THE PROBLEM: Comb through the entries for "name" and pull out each line that holds it.

◇ ◇ ◇

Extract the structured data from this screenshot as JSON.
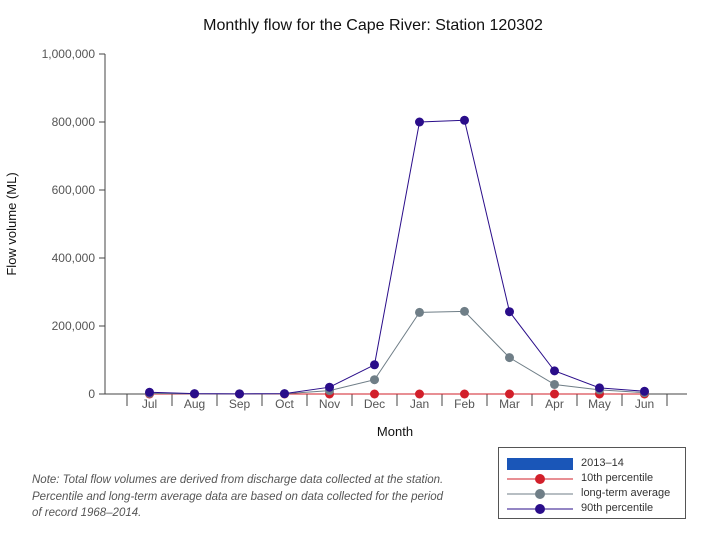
{
  "chart_data": {
    "type": "line",
    "title": "Monthly flow for the Cape River: Station 120302",
    "xlabel": "Month",
    "ylabel": "Flow volume (ML)",
    "ylim": [
      0,
      1000000
    ],
    "yticks": [
      0,
      200000,
      400000,
      600000,
      800000,
      1000000
    ],
    "ytick_labels": [
      "0",
      "200,000",
      "400,000",
      "600,000",
      "800,000",
      "1,000,000"
    ],
    "categories": [
      "Jul",
      "Aug",
      "Sep",
      "Oct",
      "Nov",
      "Dec",
      "Jan",
      "Feb",
      "Mar",
      "Apr",
      "May",
      "Jun"
    ],
    "grid": false,
    "legend_position": "bottom-right",
    "series": [
      {
        "name": "2013–14",
        "kind": "bar",
        "color": "#1a56b8",
        "values": [
          0,
          0,
          0,
          0,
          0,
          0,
          0,
          0,
          0,
          0,
          0,
          0
        ]
      },
      {
        "name": "10th percentile",
        "kind": "line",
        "color": "#d21f2a",
        "values": [
          0,
          0,
          0,
          0,
          0,
          0,
          0,
          0,
          0,
          0,
          0,
          0
        ]
      },
      {
        "name": "long-term average",
        "kind": "line",
        "color": "#6f7e87",
        "values": [
          2000,
          500,
          200,
          800,
          10000,
          42000,
          240000,
          243000,
          107000,
          28000,
          12000,
          4000
        ]
      },
      {
        "name": "90th percentile",
        "kind": "line",
        "color": "#2a0d8a",
        "values": [
          5000,
          1000,
          500,
          1000,
          20000,
          86000,
          800000,
          805000,
          242000,
          68000,
          18000,
          8000
        ]
      }
    ]
  },
  "note": "Note: Total flow volumes are derived from discharge data collected at the station. Percentile and long-term average data are based on data collected for the period of record 1968–2014."
}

◇ ◇ ◇

WRITTEN SOLUTION:
        "name": "2013–14",
        "name": "10th percentile",
        "name": "long-term average",
        "name": "90th percentile",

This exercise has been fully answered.